# Start of STORED RECORDS

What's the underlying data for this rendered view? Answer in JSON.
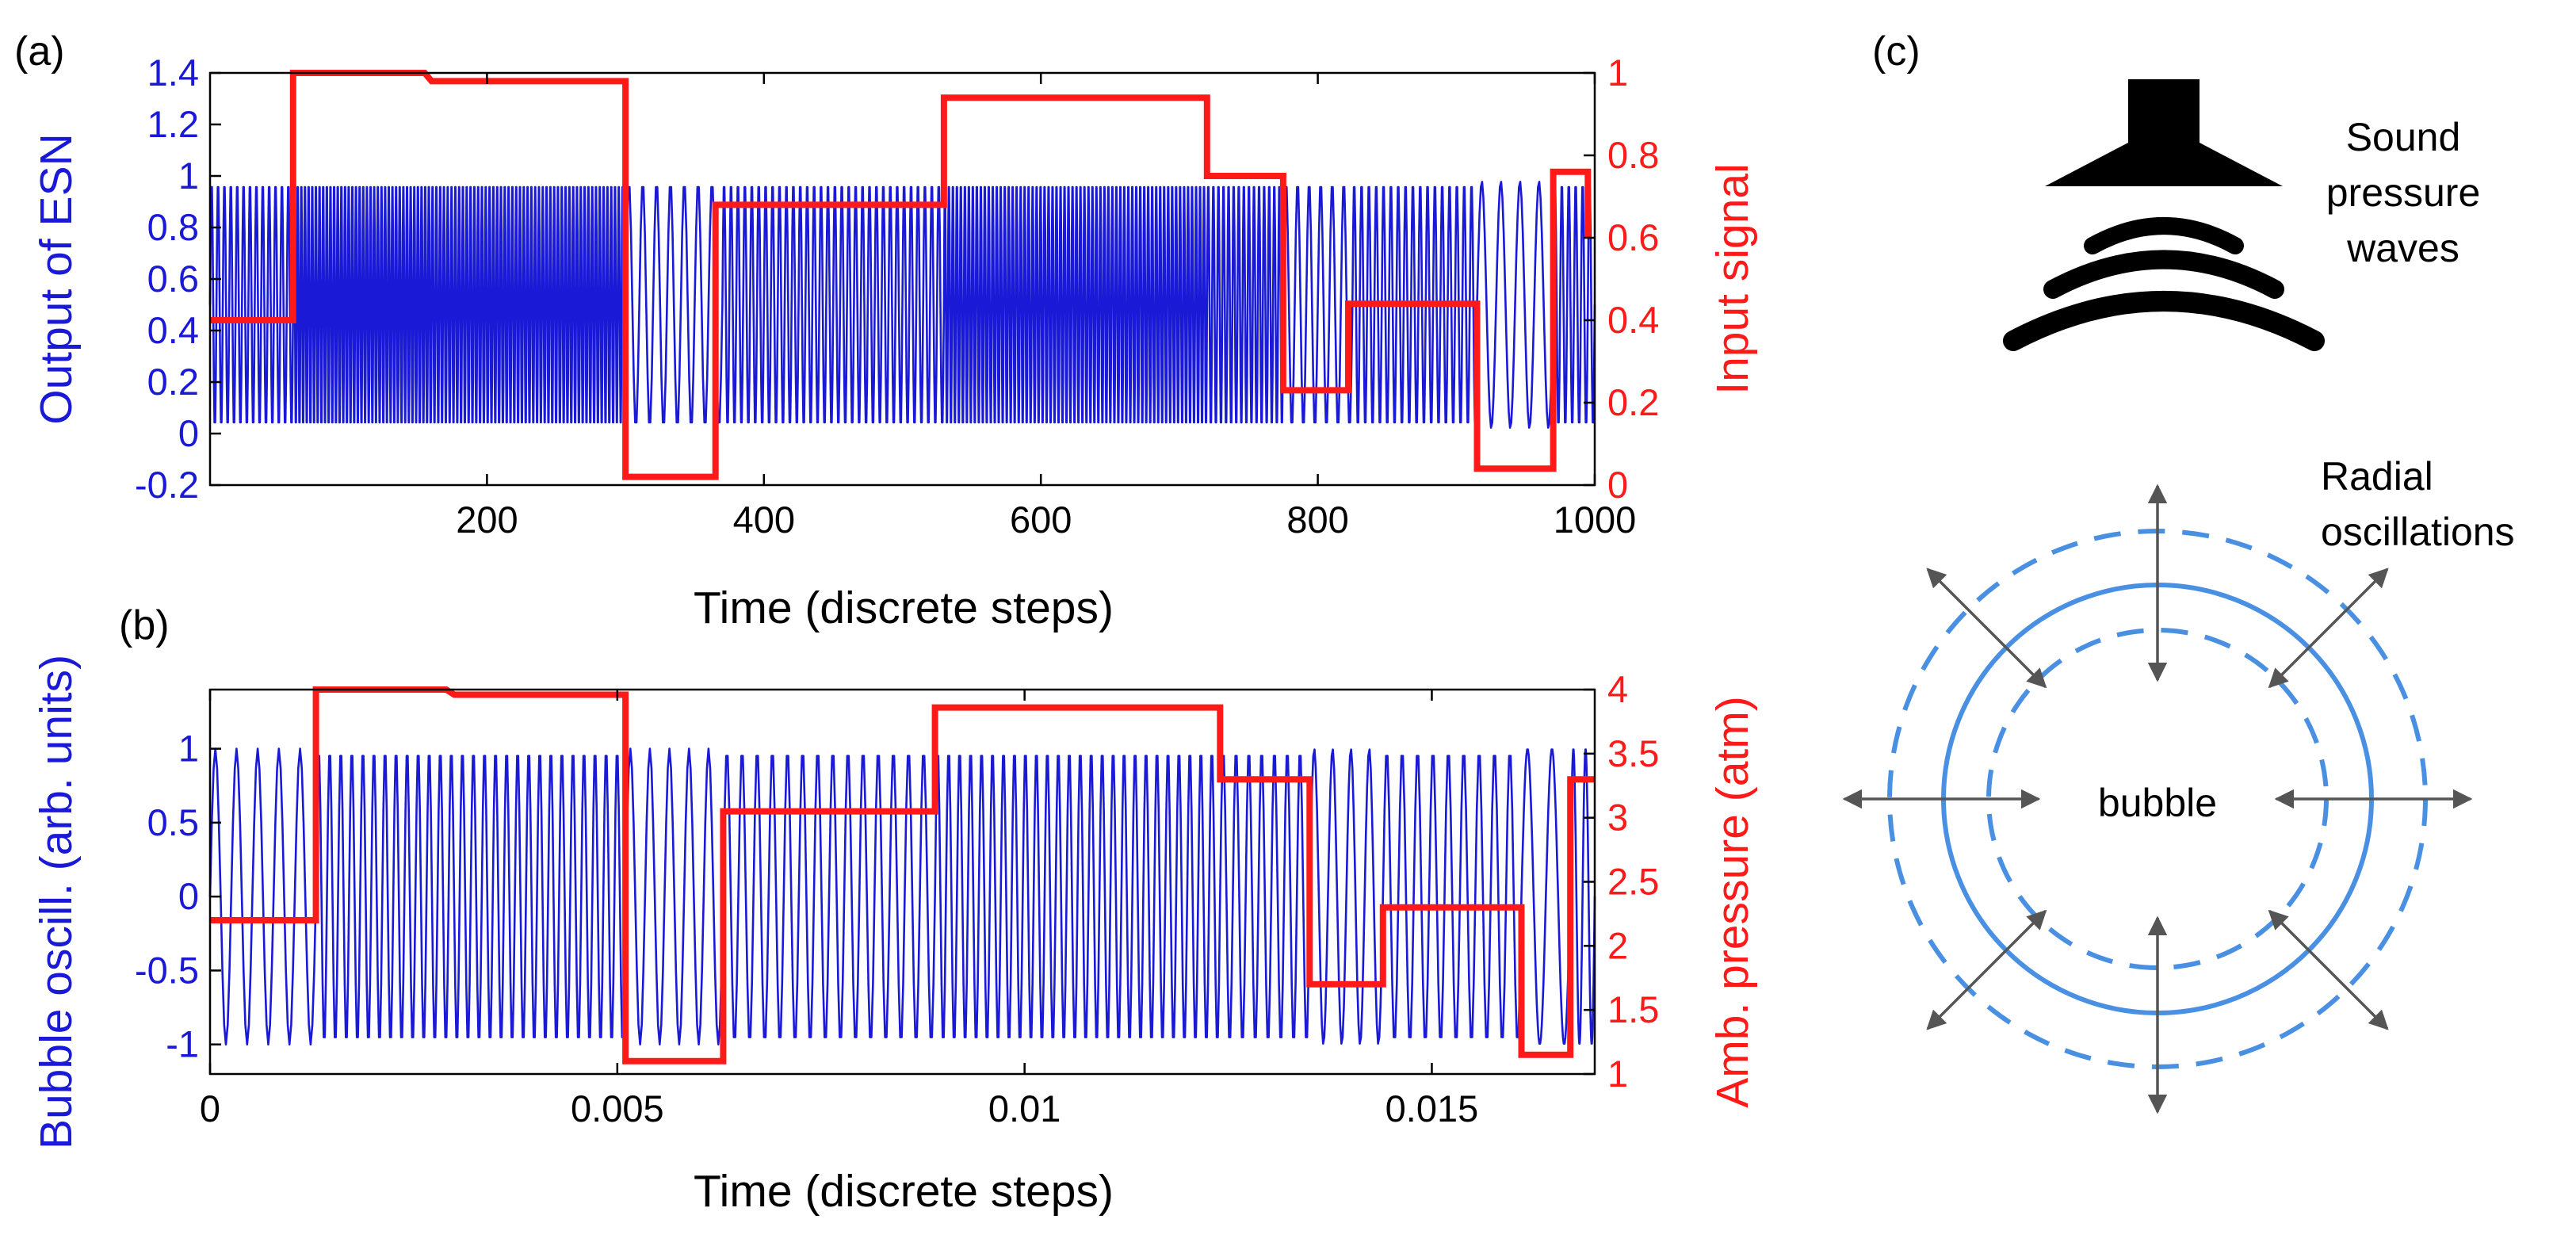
{
  "colors": {
    "output": "#1a1ad6",
    "input": "#ff1a1a",
    "axis": "#000000",
    "bubble": "#4a90e2",
    "arrow": "#555555"
  },
  "panel_labels": {
    "a": "(a)",
    "b": "(b)",
    "c": "(c)"
  },
  "schematic": {
    "sound_line1": "Sound",
    "sound_line2": "pressure",
    "sound_line3": "waves",
    "radial_line1": "Radial",
    "radial_line2": "oscillations",
    "bubble_label": "bubble",
    "icons": [
      "speaker-icon",
      "sound-wave-icon",
      "bubble-icon"
    ]
  },
  "chart_data": [
    {
      "id": "a",
      "type": "line",
      "xlabel": "Time (discrete steps)",
      "ylabel_left": "Output of ESN",
      "ylabel_right": "Input signal",
      "xlim": [
        0,
        1000
      ],
      "ylim_left": [
        -0.2,
        1.4
      ],
      "ylim_right": [
        0,
        1
      ],
      "xticks": [
        {
          "v": 200,
          "label": "200"
        },
        {
          "v": 400,
          "label": "400"
        },
        {
          "v": 600,
          "label": "600"
        },
        {
          "v": 800,
          "label": "800"
        },
        {
          "v": 1000,
          "label": "1000"
        }
      ],
      "yticks_left": [
        {
          "v": -0.2,
          "label": "-0.2"
        },
        {
          "v": 0,
          "label": "0"
        },
        {
          "v": 0.2,
          "label": "0.2"
        },
        {
          "v": 0.4,
          "label": "0.4"
        },
        {
          "v": 0.6,
          "label": "0.6"
        },
        {
          "v": 0.8,
          "label": "0.8"
        },
        {
          "v": 1,
          "label": "1"
        },
        {
          "v": 1.2,
          "label": "1.2"
        },
        {
          "v": 1.4,
          "label": "1.4"
        }
      ],
      "yticks_right": [
        {
          "v": 0,
          "label": "0"
        },
        {
          "v": 0.2,
          "label": "0.2"
        },
        {
          "v": 0.4,
          "label": "0.4"
        },
        {
          "v": 0.6,
          "label": "0.6"
        },
        {
          "v": 0.8,
          "label": "0.8"
        },
        {
          "v": 1,
          "label": "1"
        }
      ],
      "series": [
        {
          "name": "Output of ESN",
          "axis": "left",
          "kind": "oscillation",
          "center": 0.5,
          "amplitude": 0.48,
          "segments": [
            {
              "start": 0,
              "end": 60,
              "cycles": 13
            },
            {
              "start": 60,
              "end": 160,
              "cycles": 38
            },
            {
              "start": 160,
              "end": 300,
              "cycles": 51
            },
            {
              "start": 300,
              "end": 370,
              "cycles": 7
            },
            {
              "start": 370,
              "end": 530,
              "cycles": 32
            },
            {
              "start": 530,
              "end": 720,
              "cycles": 66
            },
            {
              "start": 720,
              "end": 775,
              "cycles": 15
            },
            {
              "start": 775,
              "end": 825,
              "cycles": 6
            },
            {
              "start": 825,
              "end": 915,
              "cycles": 17
            },
            {
              "start": 915,
              "end": 970,
              "cycles": 4
            },
            {
              "start": 970,
              "end": 1000,
              "cycles": 6
            }
          ]
        },
        {
          "name": "Input signal",
          "axis": "right",
          "kind": "step",
          "points": [
            [
              0,
              0.4
            ],
            [
              60,
              0.4
            ],
            [
              60,
              1.0
            ],
            [
              155,
              1.0
            ],
            [
              160,
              0.98
            ],
            [
              300,
              0.98
            ],
            [
              300,
              0.02
            ],
            [
              365,
              0.02
            ],
            [
              365,
              0.68
            ],
            [
              530,
              0.68
            ],
            [
              530,
              0.94
            ],
            [
              720,
              0.94
            ],
            [
              720,
              0.75
            ],
            [
              775,
              0.75
            ],
            [
              775,
              0.23
            ],
            [
              822,
              0.23
            ],
            [
              822,
              0.44
            ],
            [
              915,
              0.44
            ],
            [
              915,
              0.04
            ],
            [
              970,
              0.04
            ],
            [
              970,
              0.76
            ],
            [
              995,
              0.76
            ],
            [
              995,
              0.6
            ]
          ]
        }
      ]
    },
    {
      "id": "b",
      "type": "line",
      "xlabel": "Time (discrete steps)",
      "ylabel_left": "Bubble oscill. (arb. units)",
      "ylabel_right": "Amb. pressure (atm)",
      "xlim": [
        0,
        0.017
      ],
      "ylim_left": [
        -1.2,
        1.4
      ],
      "ylim_right": [
        1,
        4
      ],
      "xticks": [
        {
          "v": 0,
          "label": "0"
        },
        {
          "v": 0.005,
          "label": "0.005"
        },
        {
          "v": 0.01,
          "label": "0.01"
        },
        {
          "v": 0.015,
          "label": "0.015"
        }
      ],
      "yticks_left": [
        {
          "v": -1,
          "label": "-1"
        },
        {
          "v": -0.5,
          "label": "-0.5"
        },
        {
          "v": 0,
          "label": "0"
        },
        {
          "v": 0.5,
          "label": "0.5"
        },
        {
          "v": 1,
          "label": "1"
        }
      ],
      "yticks_right": [
        {
          "v": 1,
          "label": "1"
        },
        {
          "v": 1.5,
          "label": "1.5"
        },
        {
          "v": 2,
          "label": "2"
        },
        {
          "v": 2.5,
          "label": "2.5"
        },
        {
          "v": 3,
          "label": "3"
        },
        {
          "v": 3.5,
          "label": "3.5"
        },
        {
          "v": 4,
          "label": "4"
        }
      ],
      "series": [
        {
          "name": "Bubble oscillation",
          "axis": "left",
          "kind": "oscillation",
          "center": 0,
          "amplitude": 1,
          "segments": [
            {
              "start": 0,
              "end": 0.0013,
              "cycles": 5
            },
            {
              "start": 0.0013,
              "end": 0.0051,
              "cycles": 28
            },
            {
              "start": 0.0051,
              "end": 0.0063,
              "cycles": 5
            },
            {
              "start": 0.0063,
              "end": 0.0089,
              "cycles": 14
            },
            {
              "start": 0.0089,
              "end": 0.0124,
              "cycles": 26
            },
            {
              "start": 0.0124,
              "end": 0.0135,
              "cycles": 7
            },
            {
              "start": 0.0135,
              "end": 0.0144,
              "cycles": 4
            },
            {
              "start": 0.0144,
              "end": 0.0161,
              "cycles": 9
            },
            {
              "start": 0.0161,
              "end": 0.0167,
              "cycles": 2
            },
            {
              "start": 0.0167,
              "end": 0.017,
              "cycles": 2
            }
          ]
        },
        {
          "name": "Amb. pressure",
          "axis": "right",
          "kind": "step",
          "points": [
            [
              0,
              2.2
            ],
            [
              0.0013,
              2.2
            ],
            [
              0.0013,
              4.0
            ],
            [
              0.0029,
              4.0
            ],
            [
              0.003,
              3.96
            ],
            [
              0.0051,
              3.96
            ],
            [
              0.0051,
              1.1
            ],
            [
              0.0063,
              1.1
            ],
            [
              0.0063,
              3.05
            ],
            [
              0.0089,
              3.05
            ],
            [
              0.0089,
              3.86
            ],
            [
              0.0124,
              3.86
            ],
            [
              0.0124,
              3.3
            ],
            [
              0.0135,
              3.3
            ],
            [
              0.0135,
              1.7
            ],
            [
              0.0144,
              1.7
            ],
            [
              0.0144,
              2.3
            ],
            [
              0.0161,
              2.3
            ],
            [
              0.0161,
              1.15
            ],
            [
              0.0167,
              1.15
            ],
            [
              0.0167,
              3.3
            ],
            [
              0.017,
              3.3
            ]
          ]
        }
      ]
    }
  ]
}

# End of STORED RECORDS

_WHAT YOU ARE ASKED TO DO_
Omit the pictures, then quote the rest of the material above exactly.

_THE RESPONSE_
What's the underlying data for this rendered view? Answer in JSON.
{
  "colors": {
    "output": "#1a1ad6",
    "input": "#ff1a1a",
    "axis": "#000000",
    "bubble": "#4a90e2",
    "arrow": "#555555"
  },
  "panel_labels": {
    "a": "(a)",
    "b": "(b)",
    "c": "(c)"
  },
  "schematic": {
    "sound_line1": "Sound",
    "sound_line2": "pressure",
    "sound_line3": "waves",
    "radial_line1": "Radial",
    "radial_line2": "oscillations",
    "bubble_label": "bubble",
    "icons": [
      "speaker-icon",
      "sound-wave-icon",
      "bubble-icon"
    ]
  },
  "chart_data": [
    {
      "id": "a",
      "type": "line",
      "xlabel": "Time (discrete steps)",
      "ylabel_left": "Output of ESN",
      "ylabel_right": "Input signal",
      "xlim": [
        0,
        1000
      ],
      "ylim_left": [
        -0.2,
        1.4
      ],
      "ylim_right": [
        0,
        1
      ],
      "xticks": [
        {
          "v": 200,
          "label": "200"
        },
        {
          "v": 400,
          "label": "400"
        },
        {
          "v": 600,
          "label": "600"
        },
        {
          "v": 800,
          "label": "800"
        },
        {
          "v": 1000,
          "label": "1000"
        }
      ],
      "yticks_left": [
        {
          "v": -0.2,
          "label": "-0.2"
        },
        {
          "v": 0,
          "label": "0"
        },
        {
          "v": 0.2,
          "label": "0.2"
        },
        {
          "v": 0.4,
          "label": "0.4"
        },
        {
          "v": 0.6,
          "label": "0.6"
        },
        {
          "v": 0.8,
          "label": "0.8"
        },
        {
          "v": 1,
          "label": "1"
        },
        {
          "v": 1.2,
          "label": "1.2"
        },
        {
          "v": 1.4,
          "label": "1.4"
        }
      ],
      "yticks_right": [
        {
          "v": 0,
          "label": "0"
        },
        {
          "v": 0.2,
          "label": "0.2"
        },
        {
          "v": 0.4,
          "label": "0.4"
        },
        {
          "v": 0.6,
          "label": "0.6"
        },
        {
          "v": 0.8,
          "label": "0.8"
        },
        {
          "v": 1,
          "label": "1"
        }
      ],
      "series": [
        {
          "name": "Output of ESN",
          "axis": "left",
          "kind": "oscillation",
          "center": 0.5,
          "amplitude": 0.48,
          "segments": [
            {
              "start": 0,
              "end": 60,
              "cycles": 13
            },
            {
              "start": 60,
              "end": 160,
              "cycles": 38
            },
            {
              "start": 160,
              "end": 300,
              "cycles": 51
            },
            {
              "start": 300,
              "end": 370,
              "cycles": 7
            },
            {
              "start": 370,
              "end": 530,
              "cycles": 32
            },
            {
              "start": 530,
              "end": 720,
              "cycles": 66
            },
            {
              "start": 720,
              "end": 775,
              "cycles": 15
            },
            {
              "start": 775,
              "end": 825,
              "cycles": 6
            },
            {
              "start": 825,
              "end": 915,
              "cycles": 17
            },
            {
              "start": 915,
              "end": 970,
              "cycles": 4
            },
            {
              "start": 970,
              "end": 1000,
              "cycles": 6
            }
          ]
        },
        {
          "name": "Input signal",
          "axis": "right",
          "kind": "step",
          "points": [
            [
              0,
              0.4
            ],
            [
              60,
              0.4
            ],
            [
              60,
              1.0
            ],
            [
              155,
              1.0
            ],
            [
              160,
              0.98
            ],
            [
              300,
              0.98
            ],
            [
              300,
              0.02
            ],
            [
              365,
              0.02
            ],
            [
              365,
              0.68
            ],
            [
              530,
              0.68
            ],
            [
              530,
              0.94
            ],
            [
              720,
              0.94
            ],
            [
              720,
              0.75
            ],
            [
              775,
              0.75
            ],
            [
              775,
              0.23
            ],
            [
              822,
              0.23
            ],
            [
              822,
              0.44
            ],
            [
              915,
              0.44
            ],
            [
              915,
              0.04
            ],
            [
              970,
              0.04
            ],
            [
              970,
              0.76
            ],
            [
              995,
              0.76
            ],
            [
              995,
              0.6
            ]
          ]
        }
      ]
    },
    {
      "id": "b",
      "type": "line",
      "xlabel": "Time (discrete steps)",
      "ylabel_left": "Bubble oscill. (arb. units)",
      "ylabel_right": "Amb. pressure (atm)",
      "xlim": [
        0,
        0.017
      ],
      "ylim_left": [
        -1.2,
        1.4
      ],
      "ylim_right": [
        1,
        4
      ],
      "xticks": [
        {
          "v": 0,
          "label": "0"
        },
        {
          "v": 0.005,
          "label": "0.005"
        },
        {
          "v": 0.01,
          "label": "0.01"
        },
        {
          "v": 0.015,
          "label": "0.015"
        }
      ],
      "yticks_left": [
        {
          "v": -1,
          "label": "-1"
        },
        {
          "v": -0.5,
          "label": "-0.5"
        },
        {
          "v": 0,
          "label": "0"
        },
        {
          "v": 0.5,
          "label": "0.5"
        },
        {
          "v": 1,
          "label": "1"
        }
      ],
      "yticks_right": [
        {
          "v": 1,
          "label": "1"
        },
        {
          "v": 1.5,
          "label": "1.5"
        },
        {
          "v": 2,
          "label": "2"
        },
        {
          "v": 2.5,
          "label": "2.5"
        },
        {
          "v": 3,
          "label": "3"
        },
        {
          "v": 3.5,
          "label": "3.5"
        },
        {
          "v": 4,
          "label": "4"
        }
      ],
      "series": [
        {
          "name": "Bubble oscillation",
          "axis": "left",
          "kind": "oscillation",
          "center": 0,
          "amplitude": 1,
          "segments": [
            {
              "start": 0,
              "end": 0.0013,
              "cycles": 5
            },
            {
              "start": 0.0013,
              "end": 0.0051,
              "cycles": 28
            },
            {
              "start": 0.0051,
              "end": 0.0063,
              "cycles": 5
            },
            {
              "start": 0.0063,
              "end": 0.0089,
              "cycles": 14
            },
            {
              "start": 0.0089,
              "end": 0.0124,
              "cycles": 26
            },
            {
              "start": 0.0124,
              "end": 0.0135,
              "cycles": 7
            },
            {
              "start": 0.0135,
              "end": 0.0144,
              "cycles": 4
            },
            {
              "start": 0.0144,
              "end": 0.0161,
              "cycles": 9
            },
            {
              "start": 0.0161,
              "end": 0.0167,
              "cycles": 2
            },
            {
              "start": 0.0167,
              "end": 0.017,
              "cycles": 2
            }
          ]
        },
        {
          "name": "Amb. pressure",
          "axis": "right",
          "kind": "step",
          "points": [
            [
              0,
              2.2
            ],
            [
              0.0013,
              2.2
            ],
            [
              0.0013,
              4.0
            ],
            [
              0.0029,
              4.0
            ],
            [
              0.003,
              3.96
            ],
            [
              0.0051,
              3.96
            ],
            [
              0.0051,
              1.1
            ],
            [
              0.0063,
              1.1
            ],
            [
              0.0063,
              3.05
            ],
            [
              0.0089,
              3.05
            ],
            [
              0.0089,
              3.86
            ],
            [
              0.0124,
              3.86
            ],
            [
              0.0124,
              3.3
            ],
            [
              0.0135,
              3.3
            ],
            [
              0.0135,
              1.7
            ],
            [
              0.0144,
              1.7
            ],
            [
              0.0144,
              2.3
            ],
            [
              0.0161,
              2.3
            ],
            [
              0.0161,
              1.15
            ],
            [
              0.0167,
              1.15
            ],
            [
              0.0167,
              3.3
            ],
            [
              0.017,
              3.3
            ]
          ]
        }
      ]
    }
  ]
}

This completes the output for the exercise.